▸ WRITTEN TASK A
In the entries, substitute "axis-label" for "axis-tick-label" in the part that opens with the line containing "clock-icon xyxy=(1465,39,1490,64)" and closes with the line containing "legend-label: Events published". Return only those lines, with everything else unchanged.

-- Start of TEXT EXTRACT --

1. avatar beeatch
    Im looking to put together a cheap studio setup to record a demo. Nothing too flashy but enough to sound semi professional perhaps

    However I need some advice... we have a pa system, can i use the mixer from that to record through or should I be investing in some digital audio device?

    My soundcard is nothing special i'd imagine, it came with the pc... so maybe i shud be looking for an external piece of gear?

    iv seen a few digital audio interfaces about the net but do they serve a purpose more than the mixer i already have?

    looking to record drums guitar bass, maybe a little keyboard and acoustic guitar also

    any help welcome

  2. avatar eazy_rider
    PM'd you.

  3. avatar Speed Demon
    You could probably just plug together what you've got and have a go. See where the weak points seem to be and upgrade where required.

    Maybe your mixer is old and wheezy, maybe your sound card can't record and play at the same time. Or maybe they're OK.

    As somebody said somewhere on this forum :D (I think it was EPK) nobody expects a demo to be studio-perfect anyway. The idea is to prove that you have the talent to write and play music that people will want to listen to.
  4. avatar EPK
    The biggest mistake you can make is to put your effort in energy into attempting to assemble a studio that conforms to the specs many people will tell you you absolutely need to have.
    Balls to that.
    Put it into your music, it'll just divert you from that.
    All you need is a decent PC and soundcard, a half decent mixer...a cheap Behringer will do, and a couple of half decent mikes.
  5. avatar comprachio
    things i can't do without:

    A sequencer i'm comfy with
    A computer i'm comfy with
    Good Monitors
    a comfy seat....

    all about the comfort with me;)
  6. avatar thepalemonarch
    i totally agree with EPK

    ive been through the whole £500 for an 8 track nonsense, its bollocks.

    I made all of the following in my room, with just a PC, Decent Soundcard, and some Instruments, and im real happy with my sound;

  7. avatar eazy_rider
    Just for a starter, what kind of mixer do you have?

-- End of TEXT EXTRACT --

▸ WRITTEN TASK B
Answer these questions about the forum thread:
(i) Which instruments does the first poster want to record?
(ii) What kind of mixer does EPK say will do?
(iii) What price does thepalemonarch give for an 8 track?

-- Start of ENTRIES PROVIDED --

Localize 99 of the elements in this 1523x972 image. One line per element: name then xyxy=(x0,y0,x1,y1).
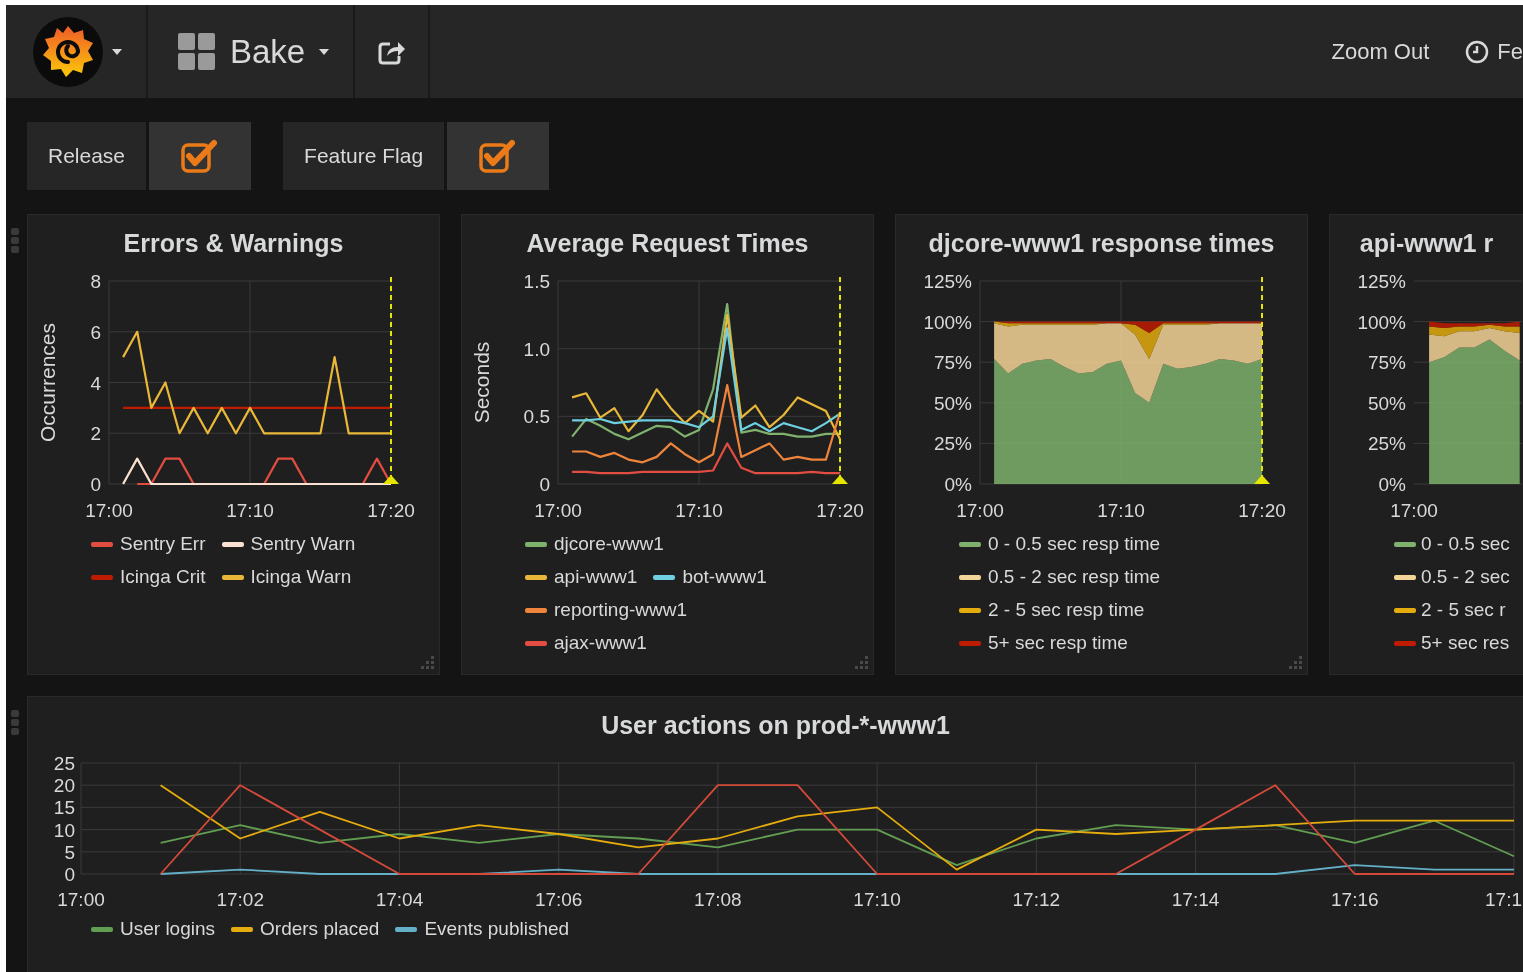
clock-icon xyxy=(1465,39,1490,64)
legend-item[interactable]: Orders placed xyxy=(231,916,380,942)
axis-tick-label: 50% xyxy=(1367,392,1406,414)
axis-tick-label: 17:06 xyxy=(534,889,583,910)
legend-item[interactable]: 0 - 0.5 sec resp time xyxy=(959,531,1161,557)
axis-tick-label: 25 xyxy=(53,753,75,774)
axis-tick-label: 1.0 xyxy=(523,338,550,360)
legend-label: Events published xyxy=(424,918,570,940)
legend-item[interactable]: djcore-www1 xyxy=(525,531,664,557)
axis-tick-label: 75% xyxy=(933,352,972,374)
variable-checkbox[interactable] xyxy=(447,122,550,190)
row-handle-icon[interactable] xyxy=(11,228,19,254)
axis-tick-label: 4 xyxy=(90,372,101,394)
axis-tick-label: 0.5 xyxy=(523,406,550,428)
variable-label: Release xyxy=(27,122,147,190)
axis-tick-label: 17:10 xyxy=(853,889,901,910)
axis-tick-label: 25% xyxy=(933,433,972,455)
axis-tick-label: 5 xyxy=(64,841,75,863)
axis-tick-label: 17:00 xyxy=(956,500,1004,521)
annotation-marker[interactable] xyxy=(383,276,399,484)
panel-title[interactable]: Average Request Times xyxy=(462,215,873,265)
caret-icon xyxy=(319,48,330,55)
axis-tick-label: 100% xyxy=(1357,311,1406,333)
legend-item[interactable]: 2 - 5 sec resp time xyxy=(959,597,1145,623)
axis-tick-label: 0 xyxy=(90,474,101,495)
axis-tick-label: 17:10 xyxy=(675,500,723,521)
axis-tick-label: 17:00 xyxy=(57,889,105,910)
legend-item[interactable]: ajax-www1 xyxy=(525,630,647,656)
axis-tick-label: 17:10 xyxy=(226,500,274,521)
legend-item[interactable]: Events published xyxy=(395,916,570,942)
axis-title: Occurrences xyxy=(36,323,59,442)
legend-item[interactable]: User logins xyxy=(91,916,216,942)
legend-item[interactable]: 0.5 - 2 sec resp time xyxy=(959,564,1161,590)
axis-tick-label: 17:08 xyxy=(694,889,742,910)
annotation-marker[interactable] xyxy=(1254,276,1270,484)
legend-item[interactable]: 5+ sec res xyxy=(1394,630,1510,656)
axis-tick-label: 50% xyxy=(933,392,972,414)
axis-title: Seconds xyxy=(470,341,493,424)
legend-label: Orders placed xyxy=(260,918,380,940)
axis-tick-label: 17:02 xyxy=(216,889,264,910)
legend-item[interactable]: 5+ sec resp time xyxy=(959,630,1128,656)
legend-item[interactable]: 0 - 0.5 sec xyxy=(1394,531,1510,557)
axis-tick-label: 125% xyxy=(923,271,972,292)
legend-item[interactable]: reporting-www1 xyxy=(525,597,688,623)
axis-tick-label: 1.5 xyxy=(523,271,550,292)
annotation-marker[interactable] xyxy=(832,276,848,484)
axis-tick-label: 17:00 xyxy=(1390,500,1438,521)
panel-title[interactable]: Errors & Warnings xyxy=(28,215,439,265)
checked-checkbox-icon xyxy=(479,139,518,173)
axis-tick-label: 100% xyxy=(923,311,972,333)
time-picker-button[interactable]: Fe xyxy=(1443,5,1523,98)
zoom-out-button[interactable]: Zoom Out xyxy=(1317,5,1444,98)
axis-tick-label: 17:14 xyxy=(1171,889,1220,910)
axis-tick-label: 6 xyxy=(90,321,101,343)
axis-tick-label: 17:10 xyxy=(1097,500,1145,521)
axis-tick-label: 15 xyxy=(53,797,75,819)
panel-title[interactable]: djcore-www1 response times xyxy=(896,215,1307,265)
axis-tick-label: 17:04 xyxy=(375,889,424,910)
resize-handle-icon[interactable] xyxy=(421,656,435,670)
variable-checkbox[interactable] xyxy=(149,122,252,190)
axis-tick-label: 17:00 xyxy=(534,500,582,521)
axis-tick-label: 0 xyxy=(64,864,75,885)
axis-tick-label: 17:20 xyxy=(816,500,864,521)
legend-item[interactable]: 0.5 - 2 sec xyxy=(1394,564,1510,590)
caret-icon xyxy=(112,48,122,55)
axis-tick-label: 0 xyxy=(539,474,550,495)
axis-tick-label: 8 xyxy=(90,271,101,292)
axis-tick-label: 20 xyxy=(53,775,75,797)
axis-tick-label: 2 xyxy=(90,423,101,445)
axis-tick-label: 25% xyxy=(1367,433,1406,455)
axis-tick-label: 125% xyxy=(1357,271,1406,292)
axis-tick-label: 17:00 xyxy=(85,500,133,521)
legend-item[interactable]: bot-www1 xyxy=(653,564,767,590)
axis-tick-label: 17:20 xyxy=(1238,500,1286,521)
legend-item[interactable]: Sentry Err xyxy=(91,531,206,557)
checked-checkbox-icon xyxy=(181,139,220,173)
variable-label: Feature Flag xyxy=(283,122,445,190)
dashboard-title-button[interactable]: Bake xyxy=(148,5,355,98)
axis-tick-label: 0% xyxy=(944,474,972,495)
axis-tick-label: 75% xyxy=(1367,352,1406,374)
legend-item[interactable]: Icinga Crit xyxy=(91,564,206,590)
resize-handle-icon[interactable] xyxy=(1289,656,1303,670)
axis-tick-label: 0% xyxy=(1378,474,1406,495)
panel-title[interactable]: api-www1 r xyxy=(1330,215,1523,265)
axis-tick-label: 10 xyxy=(53,819,75,841)
axis-tick-label: 17:12 xyxy=(1012,889,1061,910)
legend-item[interactable]: 2 - 5 sec r xyxy=(1394,597,1506,623)
legend-label: User logins xyxy=(120,918,216,940)
logo-icon xyxy=(32,15,104,88)
legend-item[interactable]: Sentry Warn xyxy=(221,531,356,557)
axis-tick-label: 17:1 xyxy=(1485,889,1522,910)
legend-item[interactable]: api-www1 xyxy=(525,564,638,590)
row-handle-icon[interactable] xyxy=(11,710,19,736)
legend-item[interactable]: Icinga Warn xyxy=(221,564,352,590)
axis-tick-label: 17:16 xyxy=(1331,889,1379,910)
grid-icon xyxy=(178,32,216,71)
resize-handle-icon[interactable] xyxy=(855,656,869,670)
panel-title[interactable]: User actions on prod-*-www1 xyxy=(28,697,1523,747)
axis-tick-label: 17:20 xyxy=(367,500,415,521)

-- End of ENTRIES PROVIDED --

▸ OUTPUT A
clock-icon xyxy=(1465,39,1490,64)
legend-item[interactable]: Orders placed xyxy=(231,916,380,942)
axis-label: 50% xyxy=(1367,392,1406,414)
axis-label: 17:06 xyxy=(534,889,583,910)
legend-item[interactable]: 0 - 0.5 sec resp time xyxy=(959,531,1161,557)
axis-label: 25 xyxy=(53,753,75,774)
axis-label: 1.0 xyxy=(523,338,550,360)
legend-label: Events published xyxy=(424,918,570,940)

▸ OUTPUT B
(i) Drums, guitar and bass, and maybe a little keyboard and acoustic guitar.
(ii) A cheap Behringer.
(iii) £500.